Task brief → Reproduce the entries in full, with no changes.

Records to process →

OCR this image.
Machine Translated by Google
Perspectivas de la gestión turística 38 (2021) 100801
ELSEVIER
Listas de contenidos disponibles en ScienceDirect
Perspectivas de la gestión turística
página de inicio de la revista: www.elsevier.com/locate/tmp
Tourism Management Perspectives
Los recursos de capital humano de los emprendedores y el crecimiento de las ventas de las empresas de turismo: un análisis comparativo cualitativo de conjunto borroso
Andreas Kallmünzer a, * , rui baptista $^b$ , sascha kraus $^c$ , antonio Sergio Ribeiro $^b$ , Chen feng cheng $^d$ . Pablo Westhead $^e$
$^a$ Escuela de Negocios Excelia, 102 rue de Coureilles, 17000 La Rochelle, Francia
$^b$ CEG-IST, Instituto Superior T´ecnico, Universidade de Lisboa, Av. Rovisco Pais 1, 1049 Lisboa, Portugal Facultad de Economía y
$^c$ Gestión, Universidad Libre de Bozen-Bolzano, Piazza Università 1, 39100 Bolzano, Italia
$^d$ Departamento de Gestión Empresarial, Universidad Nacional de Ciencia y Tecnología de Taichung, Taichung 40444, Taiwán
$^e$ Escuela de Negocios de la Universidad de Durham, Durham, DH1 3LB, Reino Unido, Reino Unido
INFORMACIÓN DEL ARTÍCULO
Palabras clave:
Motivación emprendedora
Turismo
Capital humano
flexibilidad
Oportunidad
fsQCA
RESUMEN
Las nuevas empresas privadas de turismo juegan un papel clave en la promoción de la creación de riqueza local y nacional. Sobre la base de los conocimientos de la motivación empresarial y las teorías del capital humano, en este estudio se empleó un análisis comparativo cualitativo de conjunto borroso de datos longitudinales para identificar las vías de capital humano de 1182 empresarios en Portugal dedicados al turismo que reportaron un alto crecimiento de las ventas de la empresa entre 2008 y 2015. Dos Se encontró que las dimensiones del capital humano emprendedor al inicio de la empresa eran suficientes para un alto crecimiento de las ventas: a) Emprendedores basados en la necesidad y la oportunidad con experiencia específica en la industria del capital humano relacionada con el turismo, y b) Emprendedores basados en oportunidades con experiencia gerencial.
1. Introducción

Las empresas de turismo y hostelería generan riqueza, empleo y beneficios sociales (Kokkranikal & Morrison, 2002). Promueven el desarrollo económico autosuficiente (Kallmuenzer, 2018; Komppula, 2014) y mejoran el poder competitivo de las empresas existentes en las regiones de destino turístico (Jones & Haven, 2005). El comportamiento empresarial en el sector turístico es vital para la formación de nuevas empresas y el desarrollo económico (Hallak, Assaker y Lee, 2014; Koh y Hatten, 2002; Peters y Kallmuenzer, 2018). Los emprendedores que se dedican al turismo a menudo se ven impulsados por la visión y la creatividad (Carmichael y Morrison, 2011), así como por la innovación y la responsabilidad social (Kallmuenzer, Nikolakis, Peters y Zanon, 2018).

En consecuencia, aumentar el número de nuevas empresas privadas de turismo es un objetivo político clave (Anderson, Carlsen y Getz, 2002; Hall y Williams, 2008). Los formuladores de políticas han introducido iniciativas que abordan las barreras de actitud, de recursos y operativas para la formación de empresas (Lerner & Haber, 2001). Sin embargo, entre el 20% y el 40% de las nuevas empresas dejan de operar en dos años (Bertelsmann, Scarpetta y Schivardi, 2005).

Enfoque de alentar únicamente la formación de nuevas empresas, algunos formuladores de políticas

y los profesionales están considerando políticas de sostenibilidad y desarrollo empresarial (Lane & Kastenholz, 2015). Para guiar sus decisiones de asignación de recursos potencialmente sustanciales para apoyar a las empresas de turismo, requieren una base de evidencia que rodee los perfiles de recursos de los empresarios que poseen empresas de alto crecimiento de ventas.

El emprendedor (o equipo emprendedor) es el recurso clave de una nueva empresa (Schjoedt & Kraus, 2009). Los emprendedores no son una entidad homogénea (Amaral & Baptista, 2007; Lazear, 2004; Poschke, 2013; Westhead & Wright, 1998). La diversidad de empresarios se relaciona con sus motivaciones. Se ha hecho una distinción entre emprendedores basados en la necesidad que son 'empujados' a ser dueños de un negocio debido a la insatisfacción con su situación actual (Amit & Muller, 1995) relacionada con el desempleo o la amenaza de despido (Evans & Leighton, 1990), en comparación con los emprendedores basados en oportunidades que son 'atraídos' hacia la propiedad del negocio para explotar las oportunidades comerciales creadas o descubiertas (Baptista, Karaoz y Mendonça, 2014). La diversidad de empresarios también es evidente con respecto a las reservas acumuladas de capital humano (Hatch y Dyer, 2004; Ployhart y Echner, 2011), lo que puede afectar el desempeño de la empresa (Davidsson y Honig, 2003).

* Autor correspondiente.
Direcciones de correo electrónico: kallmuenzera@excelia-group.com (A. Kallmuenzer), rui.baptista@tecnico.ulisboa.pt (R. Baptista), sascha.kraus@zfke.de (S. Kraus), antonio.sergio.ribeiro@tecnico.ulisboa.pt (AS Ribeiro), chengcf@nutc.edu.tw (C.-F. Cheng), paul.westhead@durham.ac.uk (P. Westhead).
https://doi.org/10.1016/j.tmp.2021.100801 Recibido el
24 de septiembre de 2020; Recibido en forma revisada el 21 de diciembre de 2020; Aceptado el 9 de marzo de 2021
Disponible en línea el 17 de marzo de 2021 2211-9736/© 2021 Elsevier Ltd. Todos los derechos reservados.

Answer to the problem →
OCR this image.
Machine Translated by Google
Perspectivas de la gestión turística 38 (2021) 100801
ELSEVIER
Listas de contenidos disponibles en ScienceDirect
Perspectivas de la gestión turística
página de inicio de la revista: www.elsevier.com/locate/tmp
Tourism Management Perspectives
Los recursos de capital humano de los emprendedores y el crecimiento de las ventas de las empresas de turismo: un análisis comparativo cualitativo de conjunto borroso
Andreas Kallmünzer a, * , rui baptista $^b$ , sascha kraus $^c$ , antonio Sergio Ribeiro $^b$ , Chen feng cheng $^d$ . Pablo Westhead $^e$
$^a$ Escuela de Negocios Excelia, 102 rue de Coureilles, 17000 La Rochelle, Francia
$^b$ CEG-IST, Instituto Superior T´ecnico, Universidade de Lisboa, Av. Rovisco Pais 1, 1049 Lisboa, Portugal Facultad de Economía y
$^c$ Gestión, Universidad Libre de Bozen-Bolzano, Piazza Università 1, 39100 Bolzano, Italia
$^d$ Departamento de Gestión Empresarial, Universidad Nacional de Ciencia y Tecnología de Taichung, Taichung 40444, Taiwán
$^e$ Escuela de Negocios de la Universidad de Durham, Durham, DH1 3LB, Reino Unido, Reino Unido
INFORMACIÓN DEL ARTÍCULO
Palabras clave:
Motivación emprendedora
Turismo
Capital humano
flexibilidad
Oportunidad
fsQCA
RESUMEN
Las nuevas empresas privadas de turismo juegan un papel clave en la promoción de la creación de riqueza local y nacional. Sobre la base de los conocimientos de la motivación empresarial y las teorías del capital humano, en este estudio se empleó un análisis comparativo cualitativo de conjunto borroso de datos longitudinales para identificar las vías de capital humano de 1182 empresarios en Portugal dedicados al turismo que reportaron un alto crecimiento de las ventas de la empresa entre 2008 y 2015. Dos Se encontró que las dimensiones del capital humano emprendedor al inicio de la empresa eran suficientes para un alto crecimiento de las ventas: a) Emprendedores basados en la necesidad y la oportunidad con experiencia específica en la industria del capital humano relacionada con el turismo, y b) Emprendedores basados en oportunidades con experiencia gerencial.
1. Introducción

Las empresas de turismo y hostelería generan riqueza, empleo y beneficios sociales (Kokkranikal & Morrison, 2002). Promueven el desarrollo económico autosuficiente (Kallmuenzer, 2018; Komppula, 2014) y mejoran el poder competitivo de las empresas existentes en las regiones de destino turístico (Jones & Haven, 2005). El comportamiento empresarial en el sector turístico es vital para la formación de nuevas empresas y el desarrollo económico (Hallak, Assaker y Lee, 2014; Koh y Hatten, 2002; Peters y Kallmuenzer, 2018). Los emprendedores que se dedican al turismo a menudo se ven impulsados por la visión y la creatividad (Carmichael y Morrison, 2011), así como por la innovación y la responsabilidad social (Kallmuenzer, Nikolakis, Peters y Zanon, 2018).

En consecuencia, aumentar el número de nuevas empresas privadas de turismo es un objetivo político clave (Anderson, Carlsen y Getz, 2002; Hall y Williams, 2008). Los formuladores de políticas han introducido iniciativas que abordan las barreras de actitud, de recursos y operativas para la formación de empresas (Lerner & Haber, 2001). Sin embargo, entre el 20% y el 40% de las nuevas empresas dejan de operar en dos años (Bertelsmann, Scarpetta y Schivardi, 2005).

Enfoque de alentar únicamente la formación de nuevas empresas, algunos formuladores de políticas

y los profesionales están considerando políticas de sostenibilidad y desarrollo empresarial (Lane & Kastenholz, 2015). Para guiar sus decisiones de asignación de recursos potencialmente sustanciales para apoyar a las empresas de turismo, requieren una base de evidencia que rodee los perfiles de recursos de los empresarios que poseen empresas de alto crecimiento de ventas.

El emprendedor (o equipo emprendedor) es el recurso clave de una nueva empresa (Schjoedt & Kraus, 2009). Los emprendedores no son una entidad homogénea (Amaral & Baptista, 2007; Lazear, 2004; Poschke, 2013; Westhead & Wright, 1998). La diversidad de empresarios se relaciona con sus motivaciones. Se ha hecho una distinción entre emprendedores basados en la necesidad que son 'empujados' a ser dueños de un negocio debido a la insatisfacción con su situación actual (Amit & Muller, 1995) relacionada con el desempleo o la amenaza de despido (Evans & Leighton, 1990), en comparación con los emprendedores basados en oportunidades que son 'atraídos' hacia la propiedad del negocio para explotar las oportunidades comerciales creadas o descubiertas (Baptista, Karaoz y Mendonça, 2014). La diversidad de empresarios también es evidente con respecto a las reservas acumuladas de capital humano (Hatch y Dyer, 2004; Ployhart y Echner, 2011), lo que puede afectar el desempeño de la empresa (Davidsson y Honig, 2003).

* Autor correspondiente.
Direcciones de correo electrónico: kallmuenzera@excelia-group.com (A. Kallmuenzer), rui.baptista@tecnico.ulisboa.pt (R. Baptista), sascha.kraus@zfke.de (S. Kraus), antonio.sergio.ribeiro@tecnico.ulisboa.pt (AS Ribeiro), chengcf@nutc.edu.tw (C.-F. Cheng), paul.westhead@durham.ac.uk (P. Westhead).
https://doi.org/10.1016/j.tmp.2021.100801 Recibido el
24 de septiembre de 2020; Recibido en forma revisada el 21 de diciembre de 2020; Aceptado el 9 de marzo de 2021
Disponible en línea el 17 de marzo de 2021 2211-9736/© 2021 Elsevier Ltd. Todos los derechos reservados.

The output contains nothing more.